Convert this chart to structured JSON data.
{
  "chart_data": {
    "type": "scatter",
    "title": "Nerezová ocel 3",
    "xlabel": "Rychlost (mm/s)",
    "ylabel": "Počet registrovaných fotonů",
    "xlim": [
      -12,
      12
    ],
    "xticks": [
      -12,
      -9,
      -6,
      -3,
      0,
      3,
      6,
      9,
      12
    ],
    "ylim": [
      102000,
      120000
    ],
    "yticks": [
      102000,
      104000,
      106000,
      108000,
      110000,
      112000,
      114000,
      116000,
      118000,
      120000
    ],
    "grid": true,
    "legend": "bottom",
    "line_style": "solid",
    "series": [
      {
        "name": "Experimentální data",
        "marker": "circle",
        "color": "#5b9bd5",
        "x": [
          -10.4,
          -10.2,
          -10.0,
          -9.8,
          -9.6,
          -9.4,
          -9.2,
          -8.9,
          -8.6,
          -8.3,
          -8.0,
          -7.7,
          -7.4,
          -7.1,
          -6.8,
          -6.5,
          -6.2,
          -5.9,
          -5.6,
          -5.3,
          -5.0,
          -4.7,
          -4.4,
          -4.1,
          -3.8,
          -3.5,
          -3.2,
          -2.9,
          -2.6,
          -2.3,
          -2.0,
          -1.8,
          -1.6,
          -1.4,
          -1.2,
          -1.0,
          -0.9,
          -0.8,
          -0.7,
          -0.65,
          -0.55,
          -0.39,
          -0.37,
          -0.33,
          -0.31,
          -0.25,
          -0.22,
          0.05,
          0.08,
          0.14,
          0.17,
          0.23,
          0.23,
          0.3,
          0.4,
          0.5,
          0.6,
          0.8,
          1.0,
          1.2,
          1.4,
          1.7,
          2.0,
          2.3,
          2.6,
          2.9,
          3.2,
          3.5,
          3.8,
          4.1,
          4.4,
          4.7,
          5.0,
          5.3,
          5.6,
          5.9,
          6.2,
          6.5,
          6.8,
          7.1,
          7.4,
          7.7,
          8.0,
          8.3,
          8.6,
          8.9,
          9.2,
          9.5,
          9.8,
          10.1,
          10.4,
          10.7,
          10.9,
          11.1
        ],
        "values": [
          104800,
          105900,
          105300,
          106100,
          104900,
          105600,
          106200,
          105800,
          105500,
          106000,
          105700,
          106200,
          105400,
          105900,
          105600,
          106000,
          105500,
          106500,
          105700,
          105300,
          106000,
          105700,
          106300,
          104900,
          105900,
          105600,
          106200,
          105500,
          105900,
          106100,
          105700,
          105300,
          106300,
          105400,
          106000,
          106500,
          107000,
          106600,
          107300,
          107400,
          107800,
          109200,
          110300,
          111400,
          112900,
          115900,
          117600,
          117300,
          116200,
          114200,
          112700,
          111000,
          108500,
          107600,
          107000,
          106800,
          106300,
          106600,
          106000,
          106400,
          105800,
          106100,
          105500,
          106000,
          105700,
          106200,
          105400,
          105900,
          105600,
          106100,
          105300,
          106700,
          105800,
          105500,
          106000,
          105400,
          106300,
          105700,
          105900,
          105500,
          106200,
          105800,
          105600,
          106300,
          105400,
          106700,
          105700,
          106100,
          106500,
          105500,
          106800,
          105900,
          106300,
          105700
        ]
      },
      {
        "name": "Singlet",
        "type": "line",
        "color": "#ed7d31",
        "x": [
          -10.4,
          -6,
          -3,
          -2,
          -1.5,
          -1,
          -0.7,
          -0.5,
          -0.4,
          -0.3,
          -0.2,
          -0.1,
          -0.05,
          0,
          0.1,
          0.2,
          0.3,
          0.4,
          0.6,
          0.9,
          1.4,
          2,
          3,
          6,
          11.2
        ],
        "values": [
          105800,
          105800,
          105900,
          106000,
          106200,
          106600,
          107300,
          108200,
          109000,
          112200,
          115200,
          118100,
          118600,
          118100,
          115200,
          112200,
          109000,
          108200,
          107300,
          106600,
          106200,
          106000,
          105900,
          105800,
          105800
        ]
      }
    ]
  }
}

*PROMPT*
Restate the data above word for word.

*THE ANSWER*
Convert this chart to structured JSON data.
{
  "chart_data": {
    "type": "scatter",
    "title": "Nerezová ocel 3",
    "xlabel": "Rychlost (mm/s)",
    "ylabel": "Počet registrovaných fotonů",
    "xlim": [
      -12,
      12
    ],
    "xticks": [
      -12,
      -9,
      -6,
      -3,
      0,
      3,
      6,
      9,
      12
    ],
    "ylim": [
      102000,
      120000
    ],
    "yticks": [
      102000,
      104000,
      106000,
      108000,
      110000,
      112000,
      114000,
      116000,
      118000,
      120000
    ],
    "grid": true,
    "legend": "bottom",
    "line_style": "solid",
    "series": [
      {
        "name": "Experimentální data",
        "marker": "circle",
        "color": "#5b9bd5",
        "x": [
          -10.4,
          -10.2,
          -10.0,
          -9.8,
          -9.6,
          -9.4,
          -9.2,
          -8.9,
          -8.6,
          -8.3,
          -8.0,
          -7.7,
          -7.4,
          -7.1,
          -6.8,
          -6.5,
          -6.2,
          -5.9,
          -5.6,
          -5.3,
          -5.0,
          -4.7,
          -4.4,
          -4.1,
          -3.8,
          -3.5,
          -3.2,
          -2.9,
          -2.6,
          -2.3,
          -2.0,
          -1.8,
          -1.6,
          -1.4,
          -1.2,
          -1.0,
          -0.9,
          -0.8,
          -0.7,
          -0.65,
          -0.55,
          -0.39,
          -0.37,
          -0.33,
          -0.31,
          -0.25,
          -0.22,
          0.05,
          0.08,
          0.14,
          0.17,
          0.23,
          0.23,
          0.3,
          0.4,
          0.5,
          0.6,
          0.8,
          1.0,
          1.2,
          1.4,
          1.7,
          2.0,
          2.3,
          2.6,
          2.9,
          3.2,
          3.5,
          3.8,
          4.1,
          4.4,
          4.7,
          5.0,
          5.3,
          5.6,
          5.9,
          6.2,
          6.5,
          6.8,
          7.1,
          7.4,
          7.7,
          8.0,
          8.3,
          8.6,
          8.9,
          9.2,
          9.5,
          9.8,
          10.1,
          10.4,
          10.7,
          10.9,
          11.1
        ],
        "values": [
          104800,
          105900,
          105300,
          106100,
          104900,
          105600,
          106200,
          105800,
          105500,
          106000,
          105700,
          106200,
          105400,
          105900,
          105600,
          106000,
          105500,
          106500,
          105700,
          105300,
          106000,
          105700,
          106300,
          104900,
          105900,
          105600,
          106200,
          105500,
          105900,
          106100,
          105700,
          105300,
          106300,
          105400,
          106000,
          106500,
          107000,
          106600,
          107300,
          107400,
          107800,
          109200,
          110300,
          111400,
          112900,
          115900,
          117600,
          117300,
          116200,
          114200,
          112700,
          111000,
          108500,
          107600,
          107000,
          106800,
          106300,
          106600,
          106000,
          106400,
          105800,
          106100,
          105500,
          106000,
          105700,
          106200,
          105400,
          105900,
          105600,
          106100,
          105300,
          106700,
          105800,
          105500,
          106000,
          105400,
          106300,
          105700,
          105900,
          105500,
          106200,
          105800,
          105600,
          106300,
          105400,
          106700,
          105700,
          106100,
          106500,
          105500,
          106800,
          105900,
          106300,
          105700
        ]
      },
      {
        "name": "Singlet",
        "type": "line",
        "color": "#ed7d31",
        "x": [
          -10.4,
          -6,
          -3,
          -2,
          -1.5,
          -1,
          -0.7,
          -0.5,
          -0.4,
          -0.3,
          -0.2,
          -0.1,
          -0.05,
          0,
          0.1,
          0.2,
          0.3,
          0.4,
          0.6,
          0.9,
          1.4,
          2,
          3,
          6,
          11.2
        ],
        "values": [
          105800,
          105800,
          105900,
          106000,
          106200,
          106600,
          107300,
          108200,
          109000,
          112200,
          115200,
          118100,
          118600,
          118100,
          115200,
          112200,
          109000,
          108200,
          107300,
          106600,
          106200,
          106000,
          105900,
          105800,
          105800
        ]
      }
    ]
  }
}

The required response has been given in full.